(Chart and figure data)
[Start]

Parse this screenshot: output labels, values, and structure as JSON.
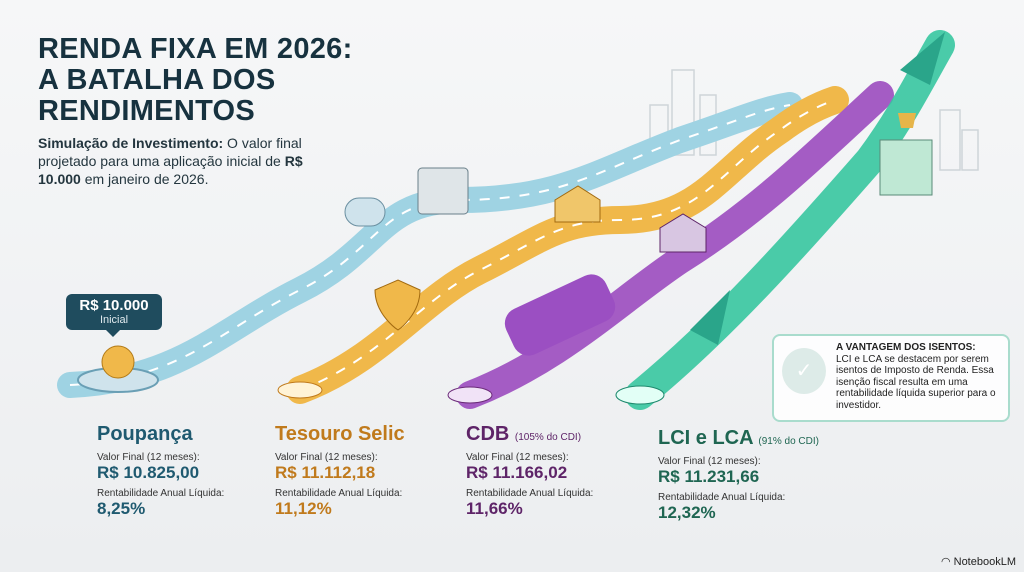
{
  "title": [
    "RENDA FIXA EM 2026:",
    "A BATALHA DOS",
    "RENDIMENTOS"
  ],
  "subtitle": {
    "bold1": "Simulação de Investimento:",
    "text1": " O valor final projetado para uma aplicação inicial de ",
    "bold2": "R$ 10.000",
    "text2": " em janeiro de 2026."
  },
  "start": {
    "value": "R$ 10.000",
    "label": "Inicial"
  },
  "investments": [
    {
      "name": "Poupança",
      "note": "",
      "final_label": "Valor Final (12 meses):",
      "final": "R$ 10.825,00",
      "rent_label": "Rentabilidade Anual Líquida:",
      "rent": "8,25%",
      "color": "#1f5a70"
    },
    {
      "name": "Tesouro Selic",
      "note": "",
      "final_label": "Valor Final (12 meses):",
      "final": "R$ 11.112,18",
      "rent_label": "Rentabilidade Anual Líquida:",
      "rent": "11,12%",
      "color": "#c07a1c"
    },
    {
      "name": "CDB",
      "note": "(105% do CDI)",
      "final_label": "Valor Final (12 meses):",
      "final": "R$ 11.166,02",
      "rent_label": "Rentabilidade Anual Líquida:",
      "rent": "11,66%",
      "color": "#5e2468"
    },
    {
      "name": "LCI e LCA",
      "note": "(91% do CDI)",
      "final_label": "Valor Final (12 meses):",
      "final": "R$ 11.231,66",
      "rent_label": "Rentabilidade Anual Líquida:",
      "rent": "12,32%",
      "color": "#1f6652"
    }
  ],
  "callout": {
    "title": "A VANTAGEM DOS ISENTOS:",
    "text": "LCI e LCA se destacem por serem isentos de Imposto de Renda. Essa isenção fiscal resulta em uma rentabilidade líquida superior para o investidor."
  },
  "brand": "NotebookLM"
}
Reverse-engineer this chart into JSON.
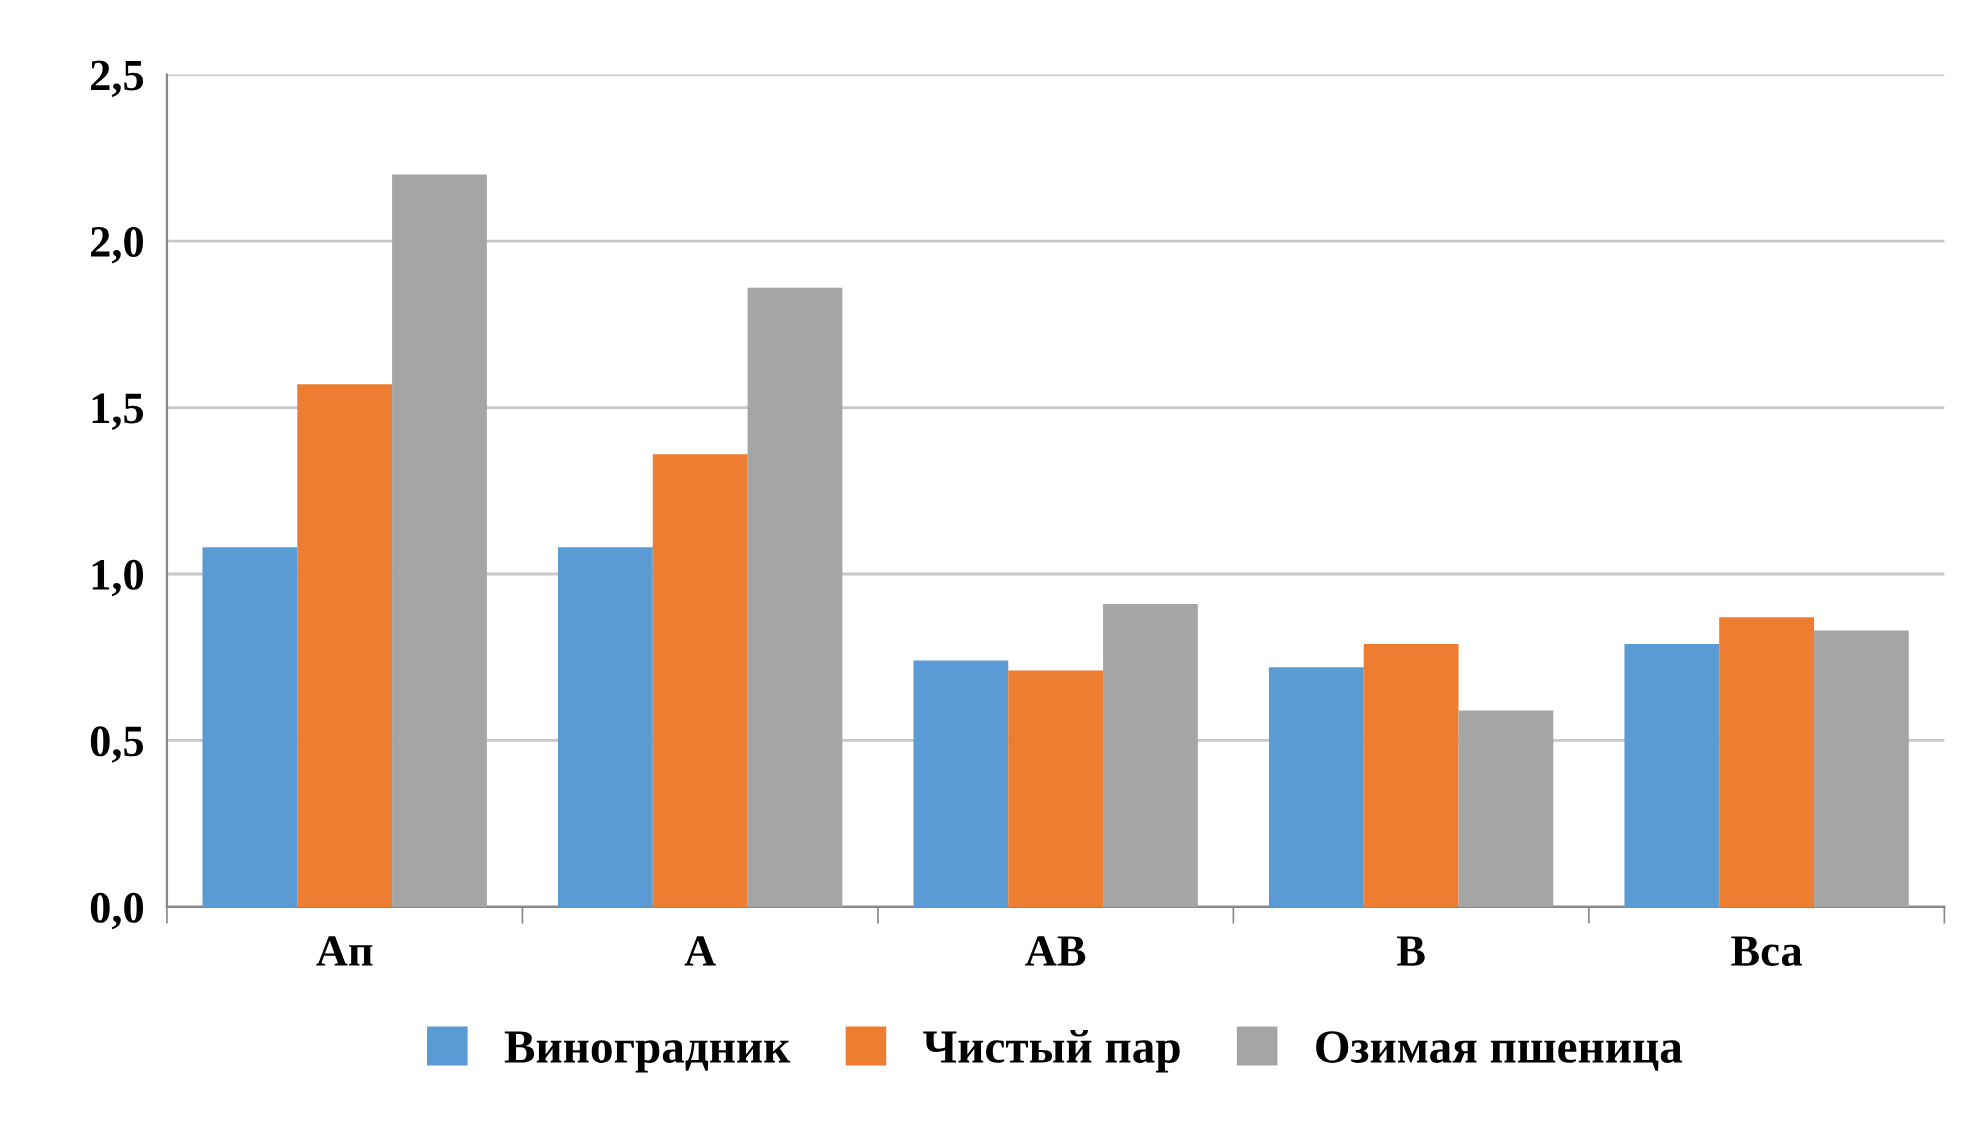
{
  "chart_data": {
    "type": "bar",
    "categories": [
      "Ап",
      "А",
      "АВ",
      "В",
      "Вса"
    ],
    "series": [
      {
        "name": "Виноградник",
        "color": "#5b9bd5",
        "values": [
          1.08,
          1.08,
          0.74,
          0.72,
          0.79
        ]
      },
      {
        "name": "Чистый пар",
        "color": "#ed7d31",
        "values": [
          1.57,
          1.36,
          0.71,
          0.79,
          0.87
        ]
      },
      {
        "name": "Озимая пшеница",
        "color": "#a5a5a5",
        "values": [
          2.2,
          1.86,
          0.91,
          0.59,
          0.83
        ]
      }
    ],
    "ylim": [
      0,
      2.5
    ],
    "yticks": [
      {
        "value": 0,
        "label": "0,0"
      },
      {
        "value": 0.5,
        "label": "0,5"
      },
      {
        "value": 1,
        "label": "1,0"
      },
      {
        "value": 1.5,
        "label": "1,5"
      },
      {
        "value": 2,
        "label": "2,0"
      },
      {
        "value": 2.5,
        "label": "2,5"
      }
    ],
    "grid": "y",
    "legend": "bottom"
  }
}
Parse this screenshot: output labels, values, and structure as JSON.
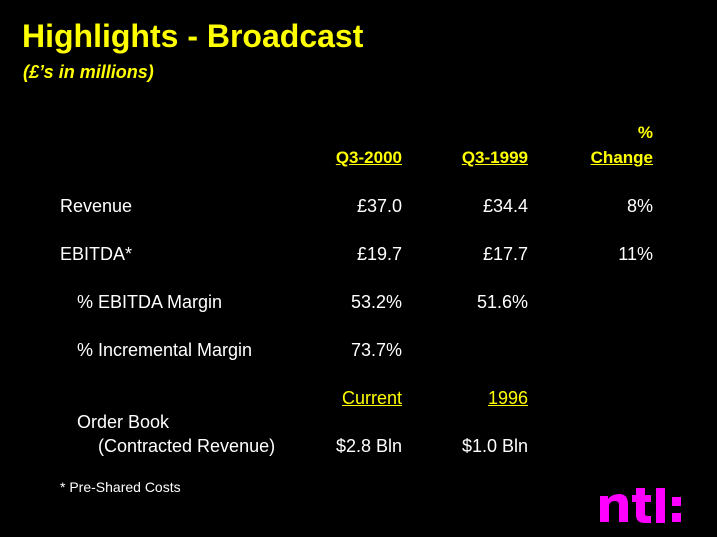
{
  "title": "Highlights - Broadcast",
  "subtitle": "(£’s in millions)",
  "columns": {
    "q3_2000": "Q3-2000",
    "q3_1999": "Q3-1999",
    "pct_top": "%",
    "pct_bottom": "Change"
  },
  "rows": [
    {
      "label": "Revenue",
      "q3_2000": "£37.0",
      "q3_1999": "£34.4",
      "change": "8%"
    },
    {
      "label": "EBITDA*",
      "q3_2000": "£19.7",
      "q3_1999": "£17.7",
      "change": "11%"
    },
    {
      "label": "% EBITDA Margin",
      "q3_2000": "53.2%",
      "q3_1999": "51.6%",
      "change": ""
    },
    {
      "label": "% Incremental Margin",
      "q3_2000": "73.7%",
      "q3_1999": "",
      "change": ""
    }
  ],
  "order_book": {
    "col_current": "Current",
    "col_1996": "1996",
    "label_line1": "Order Book",
    "label_line2": "(Contracted Revenue)",
    "current": "$2.8 Bln",
    "y1996": "$1.0 Bln"
  },
  "footnote": "* Pre-Shared Costs",
  "logo": {
    "text": "ntl:",
    "color": "#ff00ff"
  },
  "colors": {
    "background": "#000000",
    "accent": "#ffff00",
    "text": "#ffffff"
  }
}
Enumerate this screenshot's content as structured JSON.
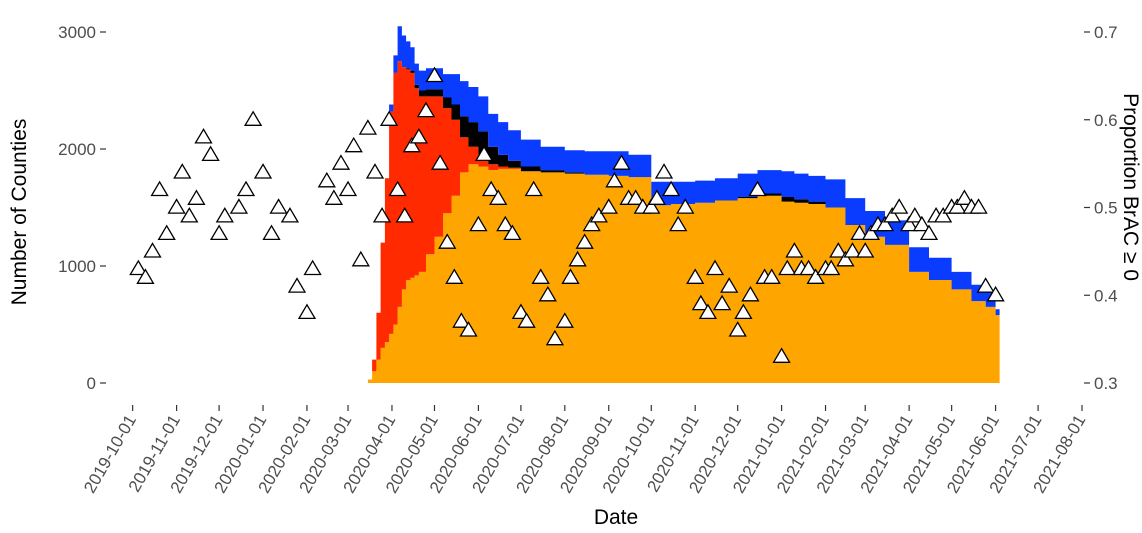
{
  "chart_data": {
    "type": "area",
    "xlabel": "Date",
    "ylabel": "Number of Counties",
    "y2label": "Proportion BrAC ≥ 0",
    "xlim": [
      "2019-09-15",
      "2021-08-01"
    ],
    "ylim": [
      0,
      3000
    ],
    "y2lim": [
      0.3,
      0.7
    ],
    "x_ticks": [
      "2019-10-01",
      "2019-11-01",
      "2019-12-01",
      "2020-01-01",
      "2020-02-01",
      "2020-03-01",
      "2020-04-01",
      "2020-05-01",
      "2020-06-01",
      "2020-07-01",
      "2020-08-01",
      "2020-09-01",
      "2020-10-01",
      "2020-11-01",
      "2020-12-01",
      "2021-01-01",
      "2021-02-01",
      "2021-03-01",
      "2021-04-01",
      "2021-05-01",
      "2021-06-01",
      "2021-07-01",
      "2021-08-01"
    ],
    "y_ticks": [
      0,
      1000,
      2000,
      3000
    ],
    "y2_ticks": [
      0.3,
      0.4,
      0.5,
      0.6,
      0.7
    ],
    "grid": false,
    "legend": "none",
    "colors": {
      "blue": "#0a3cff",
      "black": "#000000",
      "red": "#ff2a00",
      "orange": "#ffa500"
    },
    "stack_dates": [
      "2020-03-15",
      "2020-03-18",
      "2020-03-21",
      "2020-03-24",
      "2020-03-27",
      "2020-03-30",
      "2020-04-02",
      "2020-04-05",
      "2020-04-08",
      "2020-04-11",
      "2020-04-14",
      "2020-04-17",
      "2020-04-20",
      "2020-04-25",
      "2020-05-01",
      "2020-05-07",
      "2020-05-13",
      "2020-05-19",
      "2020-05-25",
      "2020-06-01",
      "2020-06-08",
      "2020-06-15",
      "2020-06-22",
      "2020-07-01",
      "2020-07-15",
      "2020-08-01",
      "2020-08-15",
      "2020-09-01",
      "2020-09-15",
      "2020-10-01",
      "2020-10-15",
      "2020-11-01",
      "2020-11-15",
      "2020-12-01",
      "2020-12-15",
      "2021-01-01",
      "2021-01-10",
      "2021-01-20",
      "2021-02-01",
      "2021-02-15",
      "2021-03-01",
      "2021-03-15",
      "2021-04-01",
      "2021-04-15",
      "2021-05-01",
      "2021-05-15",
      "2021-05-25",
      "2021-06-01"
    ],
    "series": [
      {
        "name": "",
        "color": "orange",
        "values": [
          30,
          100,
          200,
          300,
          350,
          420,
          500,
          650,
          800,
          880,
          900,
          920,
          950,
          1100,
          1250,
          1450,
          1600,
          1800,
          1870,
          1850,
          1820,
          1830,
          1830,
          1810,
          1800,
          1790,
          1780,
          1770,
          1760,
          1520,
          1530,
          1540,
          1560,
          1580,
          1600,
          1550,
          1540,
          1530,
          1500,
          1350,
          1250,
          1180,
          950,
          880,
          800,
          700,
          650,
          580
        ]
      },
      {
        "name": "",
        "color": "red",
        "values": [
          0,
          100,
          400,
          900,
          1400,
          1900,
          2150,
          2100,
          1900,
          1800,
          1750,
          1600,
          1500,
          1350,
          1200,
          900,
          650,
          300,
          150,
          100,
          50,
          20,
          10,
          0,
          0,
          0,
          0,
          0,
          0,
          0,
          0,
          0,
          0,
          0,
          0,
          0,
          0,
          0,
          0,
          0,
          0,
          0,
          0,
          0,
          0,
          0,
          0,
          0
        ]
      },
      {
        "name": "",
        "color": "black",
        "values": [
          0,
          0,
          0,
          0,
          0,
          0,
          0,
          0,
          0,
          10,
          20,
          30,
          50,
          60,
          60,
          90,
          130,
          180,
          210,
          200,
          150,
          100,
          60,
          40,
          20,
          10,
          0,
          0,
          0,
          0,
          0,
          0,
          0,
          10,
          20,
          40,
          30,
          20,
          0,
          0,
          0,
          0,
          0,
          0,
          0,
          0,
          0,
          0
        ]
      },
      {
        "name": "",
        "color": "blue",
        "values": [
          0,
          0,
          0,
          0,
          0,
          60,
          150,
          300,
          270,
          230,
          200,
          180,
          170,
          180,
          180,
          200,
          260,
          300,
          300,
          300,
          280,
          280,
          260,
          230,
          200,
          190,
          200,
          210,
          190,
          200,
          190,
          190,
          190,
          200,
          200,
          220,
          220,
          220,
          240,
          230,
          220,
          210,
          210,
          190,
          150,
          140,
          130,
          50
        ]
      }
    ],
    "points": {
      "shape": "triangle",
      "axis": "y2",
      "x": [
        "2019-10-05",
        "2019-10-10",
        "2019-10-15",
        "2019-10-20",
        "2019-10-25",
        "2019-11-01",
        "2019-11-05",
        "2019-11-10",
        "2019-11-15",
        "2019-11-20",
        "2019-11-25",
        "2019-12-01",
        "2019-12-05",
        "2019-12-15",
        "2019-12-20",
        "2019-12-25",
        "2020-01-01",
        "2020-01-07",
        "2020-01-12",
        "2020-01-20",
        "2020-01-25",
        "2020-02-01",
        "2020-02-05",
        "2020-02-15",
        "2020-02-20",
        "2020-02-25",
        "2020-03-01",
        "2020-03-05",
        "2020-03-10",
        "2020-03-15",
        "2020-03-20",
        "2020-03-25",
        "2020-03-30",
        "2020-04-05",
        "2020-04-10",
        "2020-04-15",
        "2020-04-20",
        "2020-04-25",
        "2020-05-01",
        "2020-05-05",
        "2020-05-10",
        "2020-05-15",
        "2020-05-20",
        "2020-05-25",
        "2020-06-01",
        "2020-06-05",
        "2020-06-10",
        "2020-06-15",
        "2020-06-20",
        "2020-06-25",
        "2020-07-01",
        "2020-07-05",
        "2020-07-10",
        "2020-07-15",
        "2020-07-20",
        "2020-07-25",
        "2020-08-01",
        "2020-08-05",
        "2020-08-10",
        "2020-08-15",
        "2020-08-20",
        "2020-08-25",
        "2020-09-01",
        "2020-09-05",
        "2020-09-10",
        "2020-09-15",
        "2020-09-20",
        "2020-09-25",
        "2020-10-01",
        "2020-10-05",
        "2020-10-10",
        "2020-10-15",
        "2020-10-20",
        "2020-10-25",
        "2020-11-01",
        "2020-11-05",
        "2020-11-10",
        "2020-11-15",
        "2020-11-20",
        "2020-11-25",
        "2020-12-01",
        "2020-12-05",
        "2020-12-10",
        "2020-12-15",
        "2020-12-20",
        "2020-12-25",
        "2021-01-01",
        "2021-01-05",
        "2021-01-10",
        "2021-01-15",
        "2021-01-20",
        "2021-01-25",
        "2021-02-01",
        "2021-02-05",
        "2021-02-10",
        "2021-02-15",
        "2021-02-20",
        "2021-02-25",
        "2021-03-01",
        "2021-03-05",
        "2021-03-10",
        "2021-03-15",
        "2021-03-20",
        "2021-03-25",
        "2021-04-01",
        "2021-04-05",
        "2021-04-10",
        "2021-04-15",
        "2021-04-20",
        "2021-04-25",
        "2021-05-01",
        "2021-05-05",
        "2021-05-10",
        "2021-05-15",
        "2021-05-20",
        "2021-05-25",
        "2021-06-01"
      ],
      "y": [
        0.43,
        0.42,
        0.45,
        0.52,
        0.47,
        0.5,
        0.54,
        0.49,
        0.51,
        0.58,
        0.56,
        0.47,
        0.49,
        0.5,
        0.52,
        0.6,
        0.54,
        0.47,
        0.5,
        0.49,
        0.41,
        0.38,
        0.43,
        0.53,
        0.51,
        0.55,
        0.52,
        0.57,
        0.44,
        0.59,
        0.54,
        0.49,
        0.6,
        0.52,
        0.49,
        0.57,
        0.58,
        0.61,
        0.65,
        0.55,
        0.46,
        0.42,
        0.37,
        0.36,
        0.48,
        0.56,
        0.52,
        0.51,
        0.48,
        0.47,
        0.38,
        0.37,
        0.52,
        0.42,
        0.4,
        0.35,
        0.37,
        0.42,
        0.44,
        0.46,
        0.48,
        0.49,
        0.5,
        0.53,
        0.55,
        0.51,
        0.51,
        0.5,
        0.5,
        0.51,
        0.54,
        0.52,
        0.48,
        0.5,
        0.42,
        0.39,
        0.38,
        0.43,
        0.39,
        0.41,
        0.36,
        0.38,
        0.4,
        0.52,
        0.42,
        0.42,
        0.33,
        0.43,
        0.45,
        0.43,
        0.43,
        0.42,
        0.43,
        0.43,
        0.45,
        0.44,
        0.45,
        0.47,
        0.45,
        0.47,
        0.48,
        0.48,
        0.49,
        0.5,
        0.48,
        0.49,
        0.48,
        0.47,
        0.49,
        0.49,
        0.5,
        0.5,
        0.51,
        0.5,
        0.5,
        0.41,
        0.4
      ]
    }
  }
}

[End]

[What to produce]
From the listing, copy each line containing the word "JSON".

[Exercise answer]
Parse this screenshot: output labels, values, and structure as JSON.
Reverse-engineer this chart into JSON.
Parse this screenshot: output labels, values, and structure as JSON.
Enumerate this screenshot's content as structured JSON.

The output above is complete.